▸ **DATA SHOWN**
☆ ☆ ☆

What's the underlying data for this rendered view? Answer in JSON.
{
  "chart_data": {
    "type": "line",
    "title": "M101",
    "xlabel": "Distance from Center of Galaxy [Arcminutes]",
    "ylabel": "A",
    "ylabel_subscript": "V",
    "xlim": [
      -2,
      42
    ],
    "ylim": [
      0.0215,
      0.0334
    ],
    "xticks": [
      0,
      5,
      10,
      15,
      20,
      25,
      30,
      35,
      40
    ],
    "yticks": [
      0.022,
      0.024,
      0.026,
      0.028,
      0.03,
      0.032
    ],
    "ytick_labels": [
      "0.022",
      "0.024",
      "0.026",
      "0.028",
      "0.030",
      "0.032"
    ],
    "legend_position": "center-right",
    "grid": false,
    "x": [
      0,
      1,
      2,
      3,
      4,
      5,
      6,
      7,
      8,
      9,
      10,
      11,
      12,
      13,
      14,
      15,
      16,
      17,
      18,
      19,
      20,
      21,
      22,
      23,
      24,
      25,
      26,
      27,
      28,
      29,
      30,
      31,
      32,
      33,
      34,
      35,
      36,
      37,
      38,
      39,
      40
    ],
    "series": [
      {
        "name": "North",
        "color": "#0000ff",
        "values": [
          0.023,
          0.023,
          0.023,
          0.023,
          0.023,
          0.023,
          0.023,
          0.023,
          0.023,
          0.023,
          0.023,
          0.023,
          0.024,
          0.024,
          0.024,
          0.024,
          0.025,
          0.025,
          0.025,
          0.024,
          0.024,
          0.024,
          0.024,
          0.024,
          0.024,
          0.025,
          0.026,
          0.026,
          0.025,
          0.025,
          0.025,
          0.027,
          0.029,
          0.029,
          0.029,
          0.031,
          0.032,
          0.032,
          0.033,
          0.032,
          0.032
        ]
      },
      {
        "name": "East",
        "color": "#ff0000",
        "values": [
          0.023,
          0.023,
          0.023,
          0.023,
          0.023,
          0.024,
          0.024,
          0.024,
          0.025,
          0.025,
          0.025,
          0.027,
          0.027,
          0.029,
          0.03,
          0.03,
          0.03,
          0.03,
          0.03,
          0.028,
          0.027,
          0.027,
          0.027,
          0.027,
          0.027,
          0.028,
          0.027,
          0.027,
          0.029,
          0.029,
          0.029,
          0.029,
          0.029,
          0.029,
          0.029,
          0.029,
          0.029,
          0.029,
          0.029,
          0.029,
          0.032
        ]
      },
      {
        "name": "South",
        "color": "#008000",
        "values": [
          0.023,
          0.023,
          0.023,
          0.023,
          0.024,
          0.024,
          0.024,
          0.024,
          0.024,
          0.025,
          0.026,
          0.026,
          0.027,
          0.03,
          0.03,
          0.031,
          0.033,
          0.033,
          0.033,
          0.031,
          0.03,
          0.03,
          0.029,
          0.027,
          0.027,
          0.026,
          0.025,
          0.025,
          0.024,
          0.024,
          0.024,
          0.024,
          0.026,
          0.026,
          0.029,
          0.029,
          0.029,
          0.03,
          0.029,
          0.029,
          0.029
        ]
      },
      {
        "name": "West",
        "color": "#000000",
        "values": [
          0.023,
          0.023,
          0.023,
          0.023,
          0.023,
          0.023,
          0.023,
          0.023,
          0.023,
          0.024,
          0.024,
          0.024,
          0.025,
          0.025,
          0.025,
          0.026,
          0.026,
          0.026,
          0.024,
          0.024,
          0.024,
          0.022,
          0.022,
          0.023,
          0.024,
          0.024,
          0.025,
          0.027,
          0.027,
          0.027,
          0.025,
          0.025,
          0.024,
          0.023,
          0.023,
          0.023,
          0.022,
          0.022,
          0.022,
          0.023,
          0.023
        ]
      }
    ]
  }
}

☆ ☆ ☆

▸ **TASK TO COMPLETE**
Filter the listing above for the string "color" and copy every matching line.

▸ **RESULT BELOW**
        "color": "#0000ff",
        "color": "#ff0000",
        "color": "#008000",
        "color": "#000000",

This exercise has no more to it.